SHORT EXERCISE: Exact reproduction is required for all entries.

RAW DATA:
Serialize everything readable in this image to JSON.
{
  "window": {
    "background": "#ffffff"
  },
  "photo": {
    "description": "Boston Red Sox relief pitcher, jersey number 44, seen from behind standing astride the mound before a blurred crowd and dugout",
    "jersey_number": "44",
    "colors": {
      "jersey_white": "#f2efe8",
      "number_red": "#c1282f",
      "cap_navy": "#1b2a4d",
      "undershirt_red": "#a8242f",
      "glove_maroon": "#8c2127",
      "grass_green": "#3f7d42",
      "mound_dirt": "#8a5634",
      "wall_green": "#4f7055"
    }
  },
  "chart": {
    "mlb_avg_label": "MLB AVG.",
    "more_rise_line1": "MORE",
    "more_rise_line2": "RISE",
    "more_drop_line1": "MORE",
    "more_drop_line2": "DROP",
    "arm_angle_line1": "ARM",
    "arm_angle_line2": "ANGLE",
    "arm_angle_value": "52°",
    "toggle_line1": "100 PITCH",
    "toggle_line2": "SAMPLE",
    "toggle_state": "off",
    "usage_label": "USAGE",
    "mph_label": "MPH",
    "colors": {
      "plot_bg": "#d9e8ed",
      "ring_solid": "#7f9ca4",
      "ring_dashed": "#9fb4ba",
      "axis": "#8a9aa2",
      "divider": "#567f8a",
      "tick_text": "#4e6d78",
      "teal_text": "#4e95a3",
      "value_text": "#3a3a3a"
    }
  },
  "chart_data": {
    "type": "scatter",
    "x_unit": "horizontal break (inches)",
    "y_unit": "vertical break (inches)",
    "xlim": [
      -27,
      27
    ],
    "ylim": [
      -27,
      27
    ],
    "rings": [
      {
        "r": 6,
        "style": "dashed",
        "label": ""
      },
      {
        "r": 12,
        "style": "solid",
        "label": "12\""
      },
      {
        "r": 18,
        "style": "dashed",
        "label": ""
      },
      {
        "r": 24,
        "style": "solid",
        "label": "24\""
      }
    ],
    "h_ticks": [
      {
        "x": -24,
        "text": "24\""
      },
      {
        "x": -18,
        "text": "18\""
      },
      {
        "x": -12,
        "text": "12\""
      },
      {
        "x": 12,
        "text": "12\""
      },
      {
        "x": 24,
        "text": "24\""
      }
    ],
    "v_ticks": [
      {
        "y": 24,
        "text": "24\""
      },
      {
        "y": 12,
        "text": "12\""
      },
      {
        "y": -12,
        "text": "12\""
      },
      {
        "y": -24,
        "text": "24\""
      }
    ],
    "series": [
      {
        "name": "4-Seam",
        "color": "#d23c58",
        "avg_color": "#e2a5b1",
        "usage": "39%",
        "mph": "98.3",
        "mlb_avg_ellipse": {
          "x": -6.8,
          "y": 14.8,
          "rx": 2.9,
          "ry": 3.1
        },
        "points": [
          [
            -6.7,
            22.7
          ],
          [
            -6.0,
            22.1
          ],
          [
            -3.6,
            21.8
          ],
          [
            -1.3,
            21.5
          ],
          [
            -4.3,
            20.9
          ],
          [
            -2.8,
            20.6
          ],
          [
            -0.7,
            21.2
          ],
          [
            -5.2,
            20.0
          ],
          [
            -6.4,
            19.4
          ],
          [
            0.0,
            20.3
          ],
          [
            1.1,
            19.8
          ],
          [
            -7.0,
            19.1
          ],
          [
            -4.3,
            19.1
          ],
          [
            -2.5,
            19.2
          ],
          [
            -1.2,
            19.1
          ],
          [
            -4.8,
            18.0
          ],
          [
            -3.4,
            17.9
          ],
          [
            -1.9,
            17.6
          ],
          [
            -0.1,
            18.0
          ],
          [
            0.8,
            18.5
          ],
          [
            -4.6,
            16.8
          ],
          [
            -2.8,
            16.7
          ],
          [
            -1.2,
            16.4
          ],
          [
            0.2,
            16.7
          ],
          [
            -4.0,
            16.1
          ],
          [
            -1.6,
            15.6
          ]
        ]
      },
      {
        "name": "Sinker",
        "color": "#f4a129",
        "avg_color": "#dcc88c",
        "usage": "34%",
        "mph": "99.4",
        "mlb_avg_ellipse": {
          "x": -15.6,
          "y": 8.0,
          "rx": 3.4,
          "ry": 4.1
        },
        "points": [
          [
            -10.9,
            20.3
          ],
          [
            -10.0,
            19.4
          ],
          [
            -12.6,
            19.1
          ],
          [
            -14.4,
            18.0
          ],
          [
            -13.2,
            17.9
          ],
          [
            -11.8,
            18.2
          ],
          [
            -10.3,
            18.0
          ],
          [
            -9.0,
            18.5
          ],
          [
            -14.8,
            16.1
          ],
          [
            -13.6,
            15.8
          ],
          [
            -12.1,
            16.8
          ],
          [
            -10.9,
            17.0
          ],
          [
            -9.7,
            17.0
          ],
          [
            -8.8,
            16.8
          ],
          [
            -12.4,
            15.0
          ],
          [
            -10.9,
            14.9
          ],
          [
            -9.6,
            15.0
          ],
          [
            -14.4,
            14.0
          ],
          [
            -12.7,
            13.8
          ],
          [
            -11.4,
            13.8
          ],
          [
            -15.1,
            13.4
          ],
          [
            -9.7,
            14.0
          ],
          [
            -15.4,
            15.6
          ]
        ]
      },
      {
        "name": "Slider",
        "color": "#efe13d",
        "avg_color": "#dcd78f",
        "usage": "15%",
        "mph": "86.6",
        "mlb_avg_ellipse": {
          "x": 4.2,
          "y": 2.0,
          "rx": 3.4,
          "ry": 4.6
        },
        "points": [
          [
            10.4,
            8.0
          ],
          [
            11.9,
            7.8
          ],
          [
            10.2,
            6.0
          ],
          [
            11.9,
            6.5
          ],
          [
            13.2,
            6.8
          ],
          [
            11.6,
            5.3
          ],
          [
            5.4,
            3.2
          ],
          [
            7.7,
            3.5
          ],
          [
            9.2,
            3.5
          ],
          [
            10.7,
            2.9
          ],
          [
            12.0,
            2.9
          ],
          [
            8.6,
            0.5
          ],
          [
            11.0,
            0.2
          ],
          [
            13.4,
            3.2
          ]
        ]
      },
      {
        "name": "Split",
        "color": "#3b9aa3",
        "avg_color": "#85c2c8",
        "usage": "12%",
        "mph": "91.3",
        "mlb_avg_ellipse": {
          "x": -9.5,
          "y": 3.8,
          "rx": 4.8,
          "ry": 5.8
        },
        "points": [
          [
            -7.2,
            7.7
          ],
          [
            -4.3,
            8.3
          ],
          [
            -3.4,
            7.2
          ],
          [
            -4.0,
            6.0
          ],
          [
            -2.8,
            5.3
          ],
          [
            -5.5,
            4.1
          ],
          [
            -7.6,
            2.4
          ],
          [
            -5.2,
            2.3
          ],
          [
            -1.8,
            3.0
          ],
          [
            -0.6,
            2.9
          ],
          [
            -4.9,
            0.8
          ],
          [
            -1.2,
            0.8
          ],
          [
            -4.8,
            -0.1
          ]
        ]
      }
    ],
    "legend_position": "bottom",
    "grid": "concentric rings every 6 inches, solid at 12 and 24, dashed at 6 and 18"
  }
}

WRITTEN ANSWER:
Serialize everything readable in this image to JSON.
{
  "window": {
    "background": "#ffffff"
  },
  "photo": {
    "description": "Boston Red Sox relief pitcher, jersey number 44, seen from behind standing astride the mound before a blurred crowd and dugout",
    "jersey_number": "44",
    "colors": {
      "jersey_white": "#f2efe8",
      "number_red": "#c1282f",
      "cap_navy": "#1b2a4d",
      "undershirt_red": "#a8242f",
      "glove_maroon": "#8c2127",
      "grass_green": "#3f7d42",
      "mound_dirt": "#8a5634",
      "wall_green": "#4f7055"
    }
  },
  "chart": {
    "mlb_avg_label": "MLB AVG.",
    "more_rise_line1": "MORE",
    "more_rise_line2": "RISE",
    "more_drop_line1": "MORE",
    "more_drop_line2": "DROP",
    "arm_angle_line1": "ARM",
    "arm_angle_line2": "ANGLE",
    "arm_angle_value": "52°",
    "toggle_line1": "100 PITCH",
    "toggle_line2": "SAMPLE",
    "toggle_state": "off",
    "usage_label": "USAGE",
    "mph_label": "MPH",
    "colors": {
      "plot_bg": "#d9e8ed",
      "ring_solid": "#7f9ca4",
      "ring_dashed": "#9fb4ba",
      "axis": "#8a9aa2",
      "divider": "#567f8a",
      "tick_text": "#4e6d78",
      "teal_text": "#4e95a3",
      "value_text": "#3a3a3a"
    }
  },
  "chart_data": {
    "type": "scatter",
    "x_unit": "horizontal break (inches)",
    "y_unit": "vertical break (inches)",
    "xlim": [
      -27,
      27
    ],
    "ylim": [
      -27,
      27
    ],
    "rings": [
      {
        "r": 6,
        "style": "dashed",
        "label": ""
      },
      {
        "r": 12,
        "style": "solid",
        "label": "12\""
      },
      {
        "r": 18,
        "style": "dashed",
        "label": ""
      },
      {
        "r": 24,
        "style": "solid",
        "label": "24\""
      }
    ],
    "h_ticks": [
      {
        "x": -24,
        "text": "24\""
      },
      {
        "x": -18,
        "text": "18\""
      },
      {
        "x": -12,
        "text": "12\""
      },
      {
        "x": 12,
        "text": "12\""
      },
      {
        "x": 24,
        "text": "24\""
      }
    ],
    "v_ticks": [
      {
        "y": 24,
        "text": "24\""
      },
      {
        "y": 12,
        "text": "12\""
      },
      {
        "y": -12,
        "text": "12\""
      },
      {
        "y": -24,
        "text": "24\""
      }
    ],
    "series": [
      {
        "name": "4-Seam",
        "color": "#d23c58",
        "avg_color": "#e2a5b1",
        "usage": "39%",
        "mph": "98.3",
        "mlb_avg_ellipse": {
          "x": -6.8,
          "y": 14.8,
          "rx": 2.9,
          "ry": 3.1
        },
        "points": [
          [
            -6.7,
            22.7
          ],
          [
            -6.0,
            22.1
          ],
          [
            -3.6,
            21.8
          ],
          [
            -1.3,
            21.5
          ],
          [
            -4.3,
            20.9
          ],
          [
            -2.8,
            20.6
          ],
          [
            -0.7,
            21.2
          ],
          [
            -5.2,
            20.0
          ],
          [
            -6.4,
            19.4
          ],
          [
            0.0,
            20.3
          ],
          [
            1.1,
            19.8
          ],
          [
            -7.0,
            19.1
          ],
          [
            -4.3,
            19.1
          ],
          [
            -2.5,
            19.2
          ],
          [
            -1.2,
            19.1
          ],
          [
            -4.8,
            18.0
          ],
          [
            -3.4,
            17.9
          ],
          [
            -1.9,
            17.6
          ],
          [
            -0.1,
            18.0
          ],
          [
            0.8,
            18.5
          ],
          [
            -4.6,
            16.8
          ],
          [
            -2.8,
            16.7
          ],
          [
            -1.2,
            16.4
          ],
          [
            0.2,
            16.7
          ],
          [
            -4.0,
            16.1
          ],
          [
            -1.6,
            15.6
          ]
        ]
      },
      {
        "name": "Sinker",
        "color": "#f4a129",
        "avg_color": "#dcc88c",
        "usage": "34%",
        "mph": "99.4",
        "mlb_avg_ellipse": {
          "x": -15.6,
          "y": 8.0,
          "rx": 3.4,
          "ry": 4.1
        },
        "points": [
          [
            -10.9,
            20.3
          ],
          [
            -10.0,
            19.4
          ],
          [
            -12.6,
            19.1
          ],
          [
            -14.4,
            18.0
          ],
          [
            -13.2,
            17.9
          ],
          [
            -11.8,
            18.2
          ],
          [
            -10.3,
            18.0
          ],
          [
            -9.0,
            18.5
          ],
          [
            -14.8,
            16.1
          ],
          [
            -13.6,
            15.8
          ],
          [
            -12.1,
            16.8
          ],
          [
            -10.9,
            17.0
          ],
          [
            -9.7,
            17.0
          ],
          [
            -8.8,
            16.8
          ],
          [
            -12.4,
            15.0
          ],
          [
            -10.9,
            14.9
          ],
          [
            -9.6,
            15.0
          ],
          [
            -14.4,
            14.0
          ],
          [
            -12.7,
            13.8
          ],
          [
            -11.4,
            13.8
          ],
          [
            -15.1,
            13.4
          ],
          [
            -9.7,
            14.0
          ],
          [
            -15.4,
            15.6
          ]
        ]
      },
      {
        "name": "Slider",
        "color": "#efe13d",
        "avg_color": "#dcd78f",
        "usage": "15%",
        "mph": "86.6",
        "mlb_avg_ellipse": {
          "x": 4.2,
          "y": 2.0,
          "rx": 3.4,
          "ry": 4.6
        },
        "points": [
          [
            10.4,
            8.0
          ],
          [
            11.9,
            7.8
          ],
          [
            10.2,
            6.0
          ],
          [
            11.9,
            6.5
          ],
          [
            13.2,
            6.8
          ],
          [
            11.6,
            5.3
          ],
          [
            5.4,
            3.2
          ],
          [
            7.7,
            3.5
          ],
          [
            9.2,
            3.5
          ],
          [
            10.7,
            2.9
          ],
          [
            12.0,
            2.9
          ],
          [
            8.6,
            0.5
          ],
          [
            11.0,
            0.2
          ],
          [
            13.4,
            3.2
          ]
        ]
      },
      {
        "name": "Split",
        "color": "#3b9aa3",
        "avg_color": "#85c2c8",
        "usage": "12%",
        "mph": "91.3",
        "mlb_avg_ellipse": {
          "x": -9.5,
          "y": 3.8,
          "rx": 4.8,
          "ry": 5.8
        },
        "points": [
          [
            -7.2,
            7.7
          ],
          [
            -4.3,
            8.3
          ],
          [
            -3.4,
            7.2
          ],
          [
            -4.0,
            6.0
          ],
          [
            -2.8,
            5.3
          ],
          [
            -5.5,
            4.1
          ],
          [
            -7.6,
            2.4
          ],
          [
            -5.2,
            2.3
          ],
          [
            -1.8,
            3.0
          ],
          [
            -0.6,
            2.9
          ],
          [
            -4.9,
            0.8
          ],
          [
            -1.2,
            0.8
          ],
          [
            -4.8,
            -0.1
          ]
        ]
      }
    ],
    "legend_position": "bottom",
    "grid": "concentric rings every 6 inches, solid at 12 and 24, dashed at 6 and 18"
  }
}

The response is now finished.